• Direction
Repeat the data below exactly, dropping any pictures it holds.

• Task inputs
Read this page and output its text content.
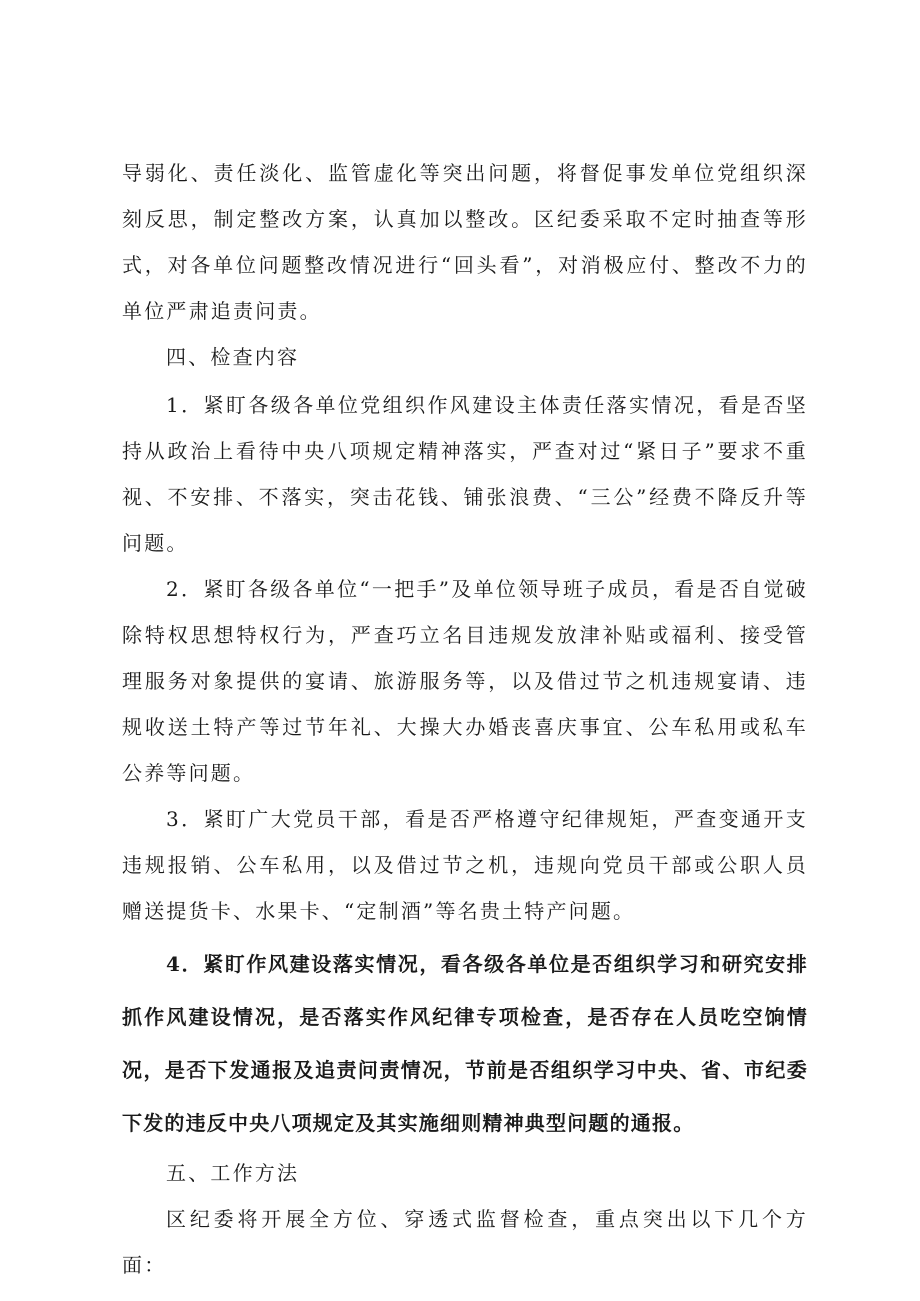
导弱化、责任淡化、监管虚化等突出问题，将督促事发单位党组织深刻反思，制定整改方案，认真加以整改。区纪委采取不定时抽查等形式，对各单位问题整改情况进行“回头看”，对消极应付、整改不力的单位严肃追责问责。

四、检查内容

1．紧盯各级各单位党组织作风建设主体责任落实情况，看是否坚持从政治上看待中央八项规定精神落实，严查对过“紧日子”要求不重视、不安排、不落实，突击花钱、铺张浪费、“三公”经费不降反升等问题。

2．紧盯各级各单位“一把手”及单位领导班子成员，看是否自觉破除特权思想特权行为，严查巧立名目违规发放津补贴或福利、接受管理服务对象提供的宴请、旅游服务等，以及借过节之机违规宴请、违规收送土特产等过节年礼、大操大办婚丧喜庆事宜、公车私用或私车公养等问题。

3．紧盯广大党员干部，看是否严格遵守纪律规矩，严查变通开支违规报销、公车私用，以及借过节之机，违规向党员干部或公职人员赠送提货卡、水果卡、“定制酒”等名贵土特产问题。

4．紧盯作风建设落实情况，看各级各单位是否组织学习和研究安排抓作风建设情况，是否落实作风纪律专项检查，是否存在人员吃空饷情况，是否下发通报及追责问责情况，节前是否组织学习中央、省、市纪委下发的违反中央八项规定及其实施细则精神典型问题的通报。

五、工作方法

区纪委将开展全方位、穿透式监督检查，重点突出以下几个方面：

• Response
Read this page and output its text content.
导弱化、责任淡化、监管虚化等突出问题，将督促事发单位党组织深刻反思，制定整改方案，认真加以整改。区纪委采取不定时抽查等形式，对各单位问题整改情况进行“回头看”，对消极应付、整改不力的单位严肃追责问责。

四、检查内容

1．紧盯各级各单位党组织作风建设主体责任落实情况，看是否坚持从政治上看待中央八项规定精神落实，严查对过“紧日子”要求不重视、不安排、不落实，突击花钱、铺张浪费、“三公”经费不降反升等问题。

2．紧盯各级各单位“一把手”及单位领导班子成员，看是否自觉破除特权思想特权行为，严查巧立名目违规发放津补贴或福利、接受管理服务对象提供的宴请、旅游服务等，以及借过节之机违规宴请、违规收送土特产等过节年礼、大操大办婚丧喜庆事宜、公车私用或私车公养等问题。

3．紧盯广大党员干部，看是否严格遵守纪律规矩，严查变通开支违规报销、公车私用，以及借过节之机，违规向党员干部或公职人员赠送提货卡、水果卡、“定制酒”等名贵土特产问题。

4．紧盯作风建设落实情况，看各级各单位是否组织学习和研究安排抓作风建设情况，是否落实作风纪律专项检查，是否存在人员吃空饷情况，是否下发通报及追责问责情况，节前是否组织学习中央、省、市纪委下发的违反中央八项规定及其实施细则精神典型问题的通报。

五、工作方法

区纪委将开展全方位、穿透式监督检查，重点突出以下几个方面：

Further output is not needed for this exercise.